Written exercise. Images are not part of the copy; write out the rest of the data exactly as given.

Material provided.

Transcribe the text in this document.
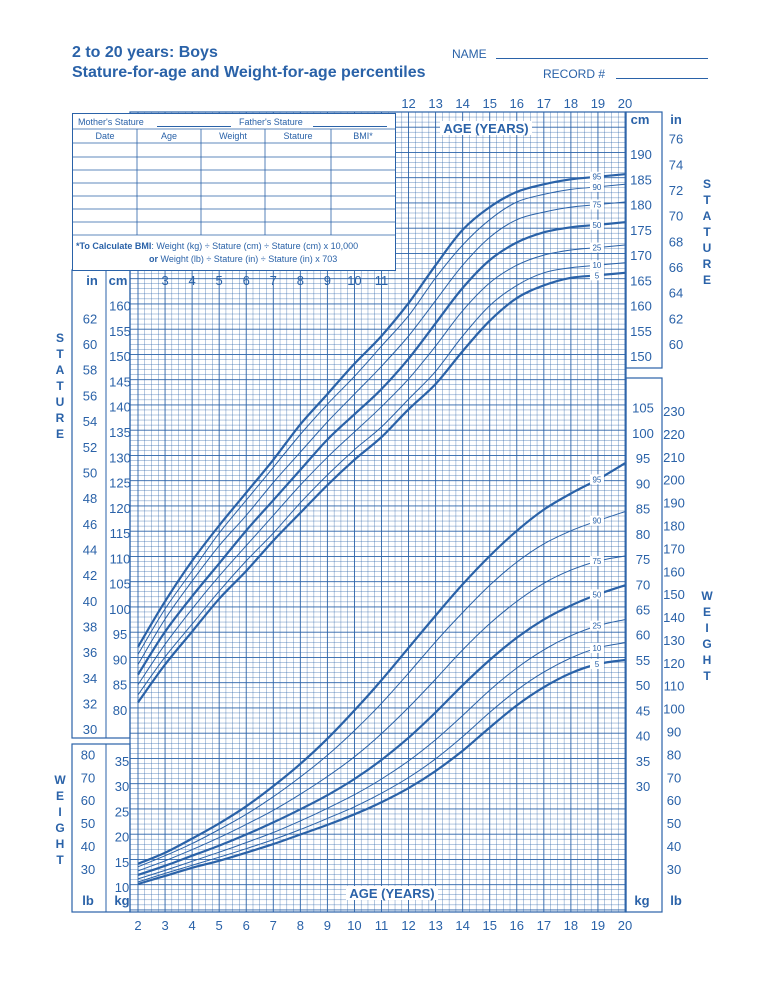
2 to 20 years: Boys
Stature-for-age and Weight-for-age percentiles
NAME
RECORD #
2 3
3
4
4
5
5
6
6
7
7
8
8
9
9
10
10
11
11
12
12
13
13
14
14
15
15
16
16
17
17
18
18
19
19
20
20
AGE (YEARS)
AGE (YEARS)
in cm
cm in
80
85
90
95
100
105
110
115
120
125
130
135
140
145
150
155
160
150
155
160
165
170
175
180
185
190
30
32
34
36
38
40
42
44
46
48
50
52
54
56
58
60
62
60
62
64
66
68
70
72
74
76
lb kg	kg lb
10
15
20
25
30
35
30
35
40
45
50
55
60
65
70
75
80
85
90
95
100
105
30
40
50
60
70
80
30
40
50
60
70
80
90
100
110
120
130
140
150
160
170
180
190
200
210
220
230
5
10
25
50
75
90
95
5
10
25
50
75
90
95
Mother's Stature	Father's Stature
Date	Age	Weight	Stature	BMI*
*To Calculate BMI: Weight (kg) ÷ Stature (cm) ÷ Stature (cm) x 10,000
or Weight (lb) ÷ Stature (in) ÷ Stature (in) x 703
S
T
A
T
U
R
E
W
E
I
G
H
T
S
T
A
T
U
R
E
W
E
I
G
H
T
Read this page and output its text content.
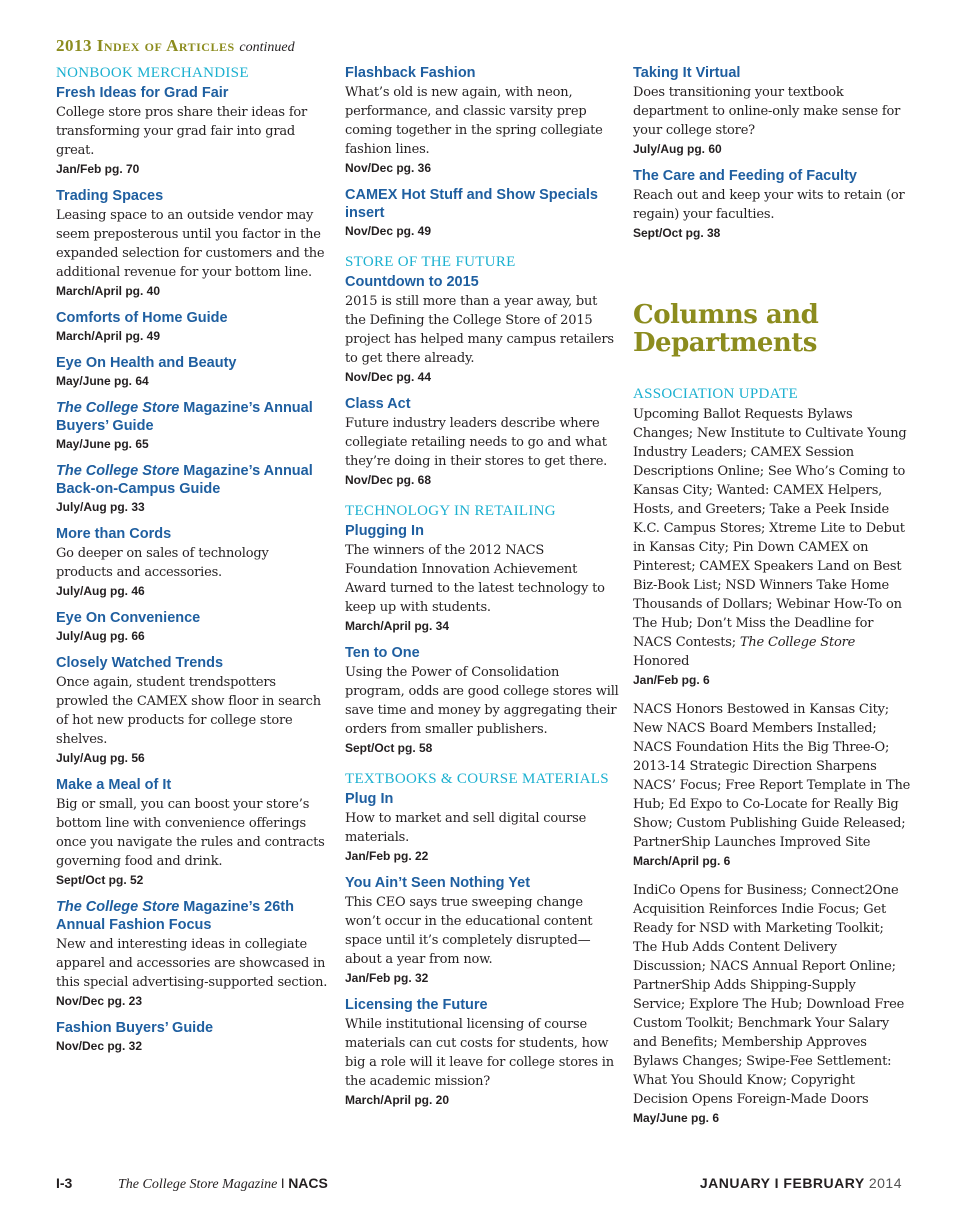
2013 Index of Articles continued
NONBOOK MERCHANDISE
Fresh Ideas for Grad Fair
College store pros share their ideas for transforming your grad fair into grad great.
Jan/Feb pg. 70
Trading Spaces
Leasing space to an outside vendor may seem preposterous until you factor in the expanded selection for customers and the additional revenue for your bottom line.
March/April pg. 40
Comforts of Home Guide
March/April pg. 49
Eye On Health and Beauty
May/June pg. 64
The College Store Magazine’s Annual Buyers’ Guide
May/June pg. 65
The College Store Magazine’s Annual Back-on-Campus Guide
July/Aug pg. 33
More than Cords
Go deeper on sales of technology products and accessories.
July/Aug pg. 46
Eye On Convenience
July/Aug pg. 66
Closely Watched Trends
Once again, student trendspotters prowled the CAMEX show floor in search of hot new products for college store shelves.
July/Aug pg. 56
Make a Meal of It
Big or small, you can boost your store’s bottom line with convenience offerings once you navigate the rules and contracts governing food and drink.
Sept/Oct pg. 52
The College Store Magazine’s 26th Annual Fashion Focus
New and interesting ideas in collegiate apparel and accessories are showcased in this special advertising-supported section.
Nov/Dec pg. 23
Fashion Buyers’ Guide
Nov/Dec pg. 32
Flashback Fashion
What’s old is new again, with neon, performance, and classic varsity prep coming together in the spring collegiate fashion lines.
Nov/Dec pg. 36
CAMEX Hot Stuff and Show Specials insert
Nov/Dec pg. 49
STORE OF THE FUTURE
Countdown to 2015
2015 is still more than a year away, but the Defining the College Store of 2015 project has helped many campus retailers to get there already.
Nov/Dec pg. 44
Class Act
Future industry leaders describe where collegiate retailing needs to go and what they’re doing in their stores to get there.
Nov/Dec pg. 68
TECHNOLOGY IN RETAILING
Plugging In
The winners of the 2012 NACS Foundation Innovation Achievement Award turned to the latest technology to keep up with students.
March/April pg. 34
Ten to One
Using the Power of Consolidation program, odds are good college stores will save time and money by aggregating their orders from smaller publishers.
Sept/Oct pg. 58
TEXTBOOKS & COURSE MATERIALS
Plug In
How to market and sell digital course materials.
Jan/Feb pg. 22
You Ain’t Seen Nothing Yet
This CEO says true sweeping change won’t occur in the educational content space until it’s completely disrupted—about a year from now.
Jan/Feb pg. 32
Licensing the Future
While institutional licensing of course materials can cut costs for students, how big a role will it leave for college stores in the academic mission?
March/April pg. 20
Taking It Virtual
Does transitioning your textbook department to online-only make sense for your college store?
July/Aug pg. 60
The Care and Feeding of Faculty
Reach out and keep your wits to retain (or regain) your faculties.
Sept/Oct pg. 38
Columns and
Departments
ASSOCIATION UPDATE
Upcoming Ballot Requests Bylaws Changes; New Institute to Cultivate Young Industry Leaders; CAMEX Session Descriptions Online; See Who’s Coming to Kansas City; Wanted: CAMEX Helpers, Hosts, and Greeters; Take a Peek Inside K.C. Campus Stores; Xtreme Lite to Debut in Kansas City; Pin Down CAMEX on Pinterest; CAMEX Speakers Land on Best Biz-Book List; NSD Winners Take Home Thousands of Dollars; Webinar How-To on The Hub; Don’t Miss the Deadline for NACS Contests; The College Store Honored
Jan/Feb pg. 6
NACS Honors Bestowed in Kansas City; New NACS Board Members Installed; NACS Foundation Hits the Big Three-O; 2013-14 Strategic Direction Sharpens NACS’ Focus; Free Report Template in The Hub; Ed Expo to Co-Locate for Really Big Show; Custom Publishing Guide Released; PartnerShip Launches Improved Site
March/April pg. 6
IndiCo Opens for Business; Connect2One Acquisition Reinforces Indie Focus; Get Ready for NSD with Marketing Toolkit; The Hub Adds Content Delivery Discussion; NACS Annual Report Online; PartnerShip Adds Shipping-Supply Service; Explore The Hub; Download Free Custom Toolkit; Benchmark Your Salary and Benefits; Membership Approves Bylaws Changes; Swipe-Fee Settlement: What You Should Know; Copyright Decision Opens Foreign-Made Doors
May/June pg. 6
I-3	The College Store Magazine I NACS	JANUARY I FEBRUARY 2014
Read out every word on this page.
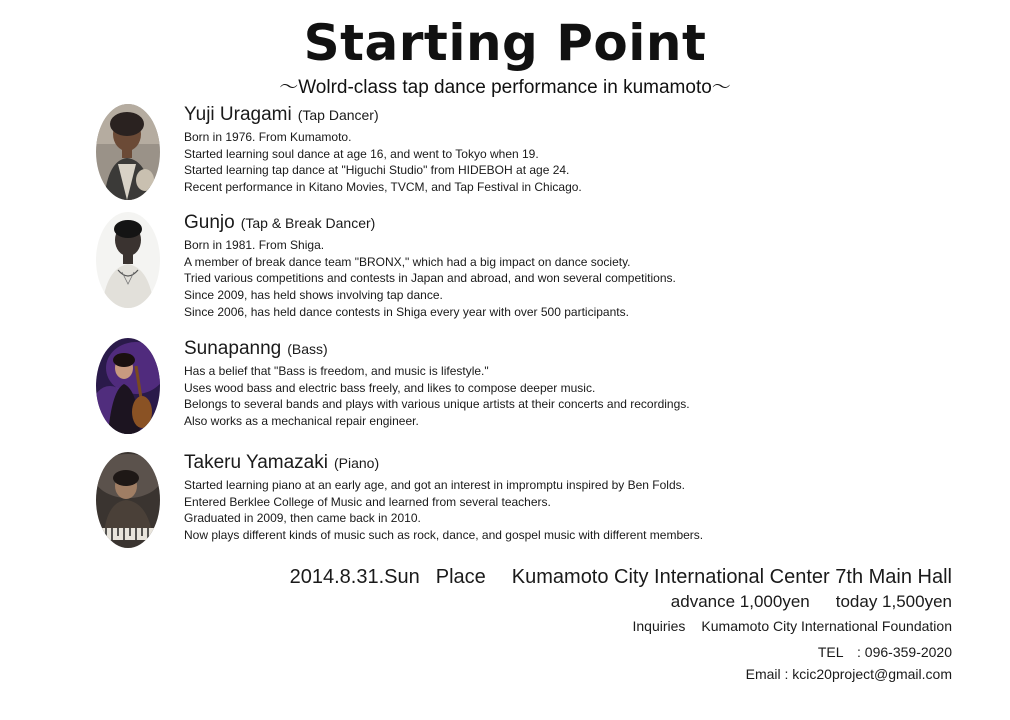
Starting Point
〜Wolrd-class tap dance performance in kumamoto〜
Yuji Uragami (Tap Dancer)
Born in 1976. From Kumamoto.
Started learning soul dance at age 16, and went to Tokyo when 19.
Started learning tap dance at "Higuchi Studio" from HIDEBOH at age 24.
Recent performance in Kitano Movies, TVCM, and Tap Festival in Chicago.
Gunjo (Tap & Break Dancer)
Born in 1981. From Shiga.
A member of break dance team "BRONX," which had a big impact on dance society.
Tried various competitions and contests in Japan and abroad, and won several competitions.
Since 2009, has held shows involving tap dance.
Since 2006, has held dance contests in Shiga every year with over 500 participants.
Sunapanng (Bass)
Has a belief that "Bass is freedom, and music is lifestyle."
Uses wood bass and electric bass freely, and likes to compose deeper music.
Belongs to several bands and plays with various unique artists at their concerts and recordings.
Also works as a mechanical repair engineer.
Takeru Yamazaki (Piano)
Started learning piano at an early age, and got an interest in impromptu inspired by Ben Folds.
Entered Berklee College of Music and learned from several teachers.
Graduated in 2009, then came back in 2010.
Now plays different kinds of music such as rock, dance, and gospel music with different members.
2014.8.31.Sun Place Kumamoto City International Center 7th Main Hall
advance 1,000yen today 1,500yen
Inquiries Kumamoto City International Foundation
TEL　: 096-359-2020
Email : kcic20project@gmail.com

Answer to this task.
Transcribe the text in this document.
2 to 20 years: Boys
Stature-for-age and Weight-for-age percentiles
NAME
RECORD #
2 3
3
4
4
5
5
6
6
7
7
8
8
9
9
10
10
11
11
12
12
13
13
14
14
15
15
16
16
17
17
18
18
19
19
20
20
AGE (YEARS)
AGE (YEARS)
in cm
cm in
80
85
90
95
100
105
110
115
120
125
130
135
140
145
150
155
160
150
155
160
165
170
175
180
185
190
30
32
34
36
38
40
42
44
46
48
50
52
54
56
58
60
62
60
62
64
66
68
70
72
74
76
lb kg	kg lb
10
15
20
25
30
35
30
35
40
45
50
55
60
65
70
75
80
85
90
95
100
105
30
40
50
60
70
80
30
40
50
60
70
80
90
100
110
120
130
140
150
160
170
180
190
200
210
220
230
5
10
25
50
75
90
95
5
10
25
50
75
90
95
Mother's Stature	Father's Stature
Date	Age	Weight	Stature	BMI*
*To Calculate BMI: Weight (kg) ÷ Stature (cm) ÷ Stature (cm) x 10,000
or Weight (lb) ÷ Stature (in) ÷ Stature (in) x 703
S
T
A
T
U
R
E
W
E
I
G
H
T
S
T
A
T
U
R
E
W
E
I
G
H
T
Read this page and output its text content.
2013 Index of Articles continued
NONBOOK MERCHANDISE
Fresh Ideas for Grad Fair
College store pros share their ideas for transforming your grad fair into grad great.
Jan/Feb pg. 70
Trading Spaces
Leasing space to an outside vendor may seem preposterous until you factor in the expanded selection for customers and the additional revenue for your bottom line.
March/April pg. 40
Comforts of Home Guide
March/April pg. 49
Eye On Health and Beauty
May/June pg. 64
The College Store Magazine’s Annual Buyers’ Guide
May/June pg. 65
The College Store Magazine’s Annual Back-on-Campus Guide
July/Aug pg. 33
More than Cords
Go deeper on sales of technology products and accessories.
July/Aug pg. 46
Eye On Convenience
July/Aug pg. 66
Closely Watched Trends
Once again, student trendspotters prowled the CAMEX show floor in search of hot new products for college store shelves.
July/Aug pg. 56
Make a Meal of It
Big or small, you can boost your store’s bottom line with convenience offerings once you navigate the rules and contracts governing food and drink.
Sept/Oct pg. 52
The College Store Magazine’s 26th Annual Fashion Focus
New and interesting ideas in collegiate apparel and accessories are showcased in this special advertising-supported section.
Nov/Dec pg. 23
Fashion Buyers’ Guide
Nov/Dec pg. 32
Flashback Fashion
What’s old is new again, with neon, performance, and classic varsity prep coming together in the spring collegiate fashion lines.
Nov/Dec pg. 36
CAMEX Hot Stuff and Show Specials insert
Nov/Dec pg. 49
STORE OF THE FUTURE
Countdown to 2015
2015 is still more than a year away, but the Defining the College Store of 2015 project has helped many campus retailers to get there already.
Nov/Dec pg. 44
Class Act
Future industry leaders describe where collegiate retailing needs to go and what they’re doing in their stores to get there.
Nov/Dec pg. 68
TECHNOLOGY IN RETAILING
Plugging In
The winners of the 2012 NACS Foundation Innovation Achievement Award turned to the latest technology to keep up with students.
March/April pg. 34
Ten to One
Using the Power of Consolidation program, odds are good college stores will save time and money by aggregating their orders from smaller publishers.
Sept/Oct pg. 58
TEXTBOOKS & COURSE MATERIALS
Plug In
How to market and sell digital course materials.
Jan/Feb pg. 22
You Ain’t Seen Nothing Yet
This CEO says true sweeping change won’t occur in the educational content space until it’s completely disrupted—about a year from now.
Jan/Feb pg. 32
Licensing the Future
While institutional licensing of course materials can cut costs for students, how big a role will it leave for college stores in the academic mission?
March/April pg. 20
Taking It Virtual
Does transitioning your textbook department to online-only make sense for your college store?
July/Aug pg. 60
The Care and Feeding of Faculty
Reach out and keep your wits to retain (or regain) your faculties.
Sept/Oct pg. 38
Columns and
Departments
ASSOCIATION UPDATE
Upcoming Ballot Requests Bylaws Changes; New Institute to Cultivate Young Industry Leaders; CAMEX Session Descriptions Online; See Who’s Coming to Kansas City; Wanted: CAMEX Helpers, Hosts, and Greeters; Take a Peek Inside K.C. Campus Stores; Xtreme Lite to Debut in Kansas City; Pin Down CAMEX on Pinterest; CAMEX Speakers Land on Best Biz-Book List; NSD Winners Take Home Thousands of Dollars; Webinar How-To on The Hub; Don’t Miss the Deadline for NACS Contests; The College Store Honored
Jan/Feb pg. 6
NACS Honors Bestowed in Kansas City; New NACS Board Members Installed; NACS Foundation Hits the Big Three-O; 2013-14 Strategic Direction Sharpens NACS’ Focus; Free Report Template in The Hub; Ed Expo to Co-Locate for Really Big Show; Custom Publishing Guide Released; PartnerShip Launches Improved Site
March/April pg. 6
IndiCo Opens for Business; Connect2One Acquisition Reinforces Indie Focus; Get Ready for NSD with Marketing Toolkit; The Hub Adds Content Delivery Discussion; NACS Annual Report Online; PartnerShip Adds Shipping-Supply Service; Explore The Hub; Download Free Custom Toolkit; Benchmark Your Salary and Benefits; Membership Approves Bylaws Changes; Swipe-Fee Settlement: What You Should Know; Copyright Decision Opens Foreign-Made Doors
May/June pg. 6
I-3	The College Store Magazine I NACS	JANUARY I FEBRUARY 2014
Read out every word on this page.
Starting Point
〜Wolrd-class tap dance performance in kumamoto〜
Yuji Uragami (Tap Dancer)
Born in 1976. From Kumamoto.
Started learning soul dance at age 16, and went to Tokyo when 19.
Started learning tap dance at "Higuchi Studio" from HIDEBOH at age 24.
Recent performance in Kitano Movies, TVCM, and Tap Festival in Chicago.
Gunjo (Tap & Break Dancer)
Born in 1981. From Shiga.
A member of break dance team "BRONX," which had a big impact on dance society.
Tried various competitions and contests in Japan and abroad, and won several competitions.
Since 2009, has held shows involving tap dance.
Since 2006, has held dance contests in Shiga every year with over 500 participants.
Sunapanng (Bass)
Has a belief that "Bass is freedom, and music is lifestyle."
Uses wood bass and electric bass freely, and likes to compose deeper music.
Belongs to several bands and plays with various unique artists at their concerts and recordings.
Also works as a mechanical repair engineer.
Takeru Yamazaki (Piano)
Started learning piano at an early age, and got an interest in impromptu inspired by Ben Folds.
Entered Berklee College of Music and learned from several teachers.
Graduated in 2009, then came back in 2010.
Now plays different kinds of music such as rock, dance, and gospel music with different members.
2014.8.31.Sun Place Kumamoto City International Center 7th Main Hall
advance 1,000yen today 1,500yen
Inquiries Kumamoto City International Foundation
TEL　: 096-359-2020
Email : kcic20project@gmail.com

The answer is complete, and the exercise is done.